:: YOUR TASK ::
Among the entries below, find the lines with "feature" and copy them.

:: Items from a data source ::
....
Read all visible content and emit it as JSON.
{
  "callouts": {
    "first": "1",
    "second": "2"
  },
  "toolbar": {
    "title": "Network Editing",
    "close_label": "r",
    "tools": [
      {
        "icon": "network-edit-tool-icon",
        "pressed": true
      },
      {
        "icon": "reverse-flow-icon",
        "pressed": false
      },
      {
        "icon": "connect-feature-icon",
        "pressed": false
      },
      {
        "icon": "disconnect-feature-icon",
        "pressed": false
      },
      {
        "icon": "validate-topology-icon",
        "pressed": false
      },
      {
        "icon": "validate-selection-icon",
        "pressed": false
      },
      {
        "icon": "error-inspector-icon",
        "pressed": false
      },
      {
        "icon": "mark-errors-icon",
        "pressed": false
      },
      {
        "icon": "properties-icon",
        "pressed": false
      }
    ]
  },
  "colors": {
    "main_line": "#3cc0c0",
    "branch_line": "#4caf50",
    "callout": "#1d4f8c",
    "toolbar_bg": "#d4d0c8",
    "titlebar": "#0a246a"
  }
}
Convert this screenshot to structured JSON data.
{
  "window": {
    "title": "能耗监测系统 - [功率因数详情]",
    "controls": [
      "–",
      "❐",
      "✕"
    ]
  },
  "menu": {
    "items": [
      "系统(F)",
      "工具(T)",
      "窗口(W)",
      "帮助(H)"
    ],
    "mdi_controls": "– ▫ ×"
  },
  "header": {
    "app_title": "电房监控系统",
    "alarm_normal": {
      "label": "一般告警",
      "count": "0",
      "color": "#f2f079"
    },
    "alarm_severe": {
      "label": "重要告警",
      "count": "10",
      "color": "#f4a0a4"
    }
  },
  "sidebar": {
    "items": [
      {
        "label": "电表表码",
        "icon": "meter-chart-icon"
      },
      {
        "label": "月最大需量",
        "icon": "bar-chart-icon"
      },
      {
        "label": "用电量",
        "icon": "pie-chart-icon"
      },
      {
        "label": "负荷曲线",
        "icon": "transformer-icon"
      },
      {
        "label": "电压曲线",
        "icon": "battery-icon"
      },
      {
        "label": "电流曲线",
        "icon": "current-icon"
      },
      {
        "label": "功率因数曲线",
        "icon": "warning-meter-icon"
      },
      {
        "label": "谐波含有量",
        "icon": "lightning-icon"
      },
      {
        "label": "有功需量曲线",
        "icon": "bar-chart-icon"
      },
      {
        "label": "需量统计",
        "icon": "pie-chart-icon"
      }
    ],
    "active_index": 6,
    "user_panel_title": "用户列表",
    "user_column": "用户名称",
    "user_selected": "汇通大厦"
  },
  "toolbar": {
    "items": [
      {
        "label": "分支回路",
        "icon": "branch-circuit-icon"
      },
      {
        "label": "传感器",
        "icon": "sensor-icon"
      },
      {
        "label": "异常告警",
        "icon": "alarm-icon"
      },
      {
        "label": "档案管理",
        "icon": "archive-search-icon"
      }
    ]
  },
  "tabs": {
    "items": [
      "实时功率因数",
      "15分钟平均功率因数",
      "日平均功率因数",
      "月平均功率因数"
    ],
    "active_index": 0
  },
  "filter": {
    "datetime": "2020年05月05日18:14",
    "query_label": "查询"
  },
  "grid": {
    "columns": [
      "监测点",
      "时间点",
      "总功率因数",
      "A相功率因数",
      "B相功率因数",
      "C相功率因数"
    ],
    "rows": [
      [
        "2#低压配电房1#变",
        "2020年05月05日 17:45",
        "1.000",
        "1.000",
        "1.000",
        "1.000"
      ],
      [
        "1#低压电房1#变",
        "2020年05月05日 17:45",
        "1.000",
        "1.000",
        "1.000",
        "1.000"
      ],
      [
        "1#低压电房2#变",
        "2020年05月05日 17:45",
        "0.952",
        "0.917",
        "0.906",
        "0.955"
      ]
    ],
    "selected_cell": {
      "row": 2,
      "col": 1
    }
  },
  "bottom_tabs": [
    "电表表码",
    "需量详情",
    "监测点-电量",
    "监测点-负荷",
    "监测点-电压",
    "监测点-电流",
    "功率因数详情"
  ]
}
....
:: TASK SOLUTION ::
        "icon": "connect-feature-icon",
        "icon": "disconnect-feature-icon",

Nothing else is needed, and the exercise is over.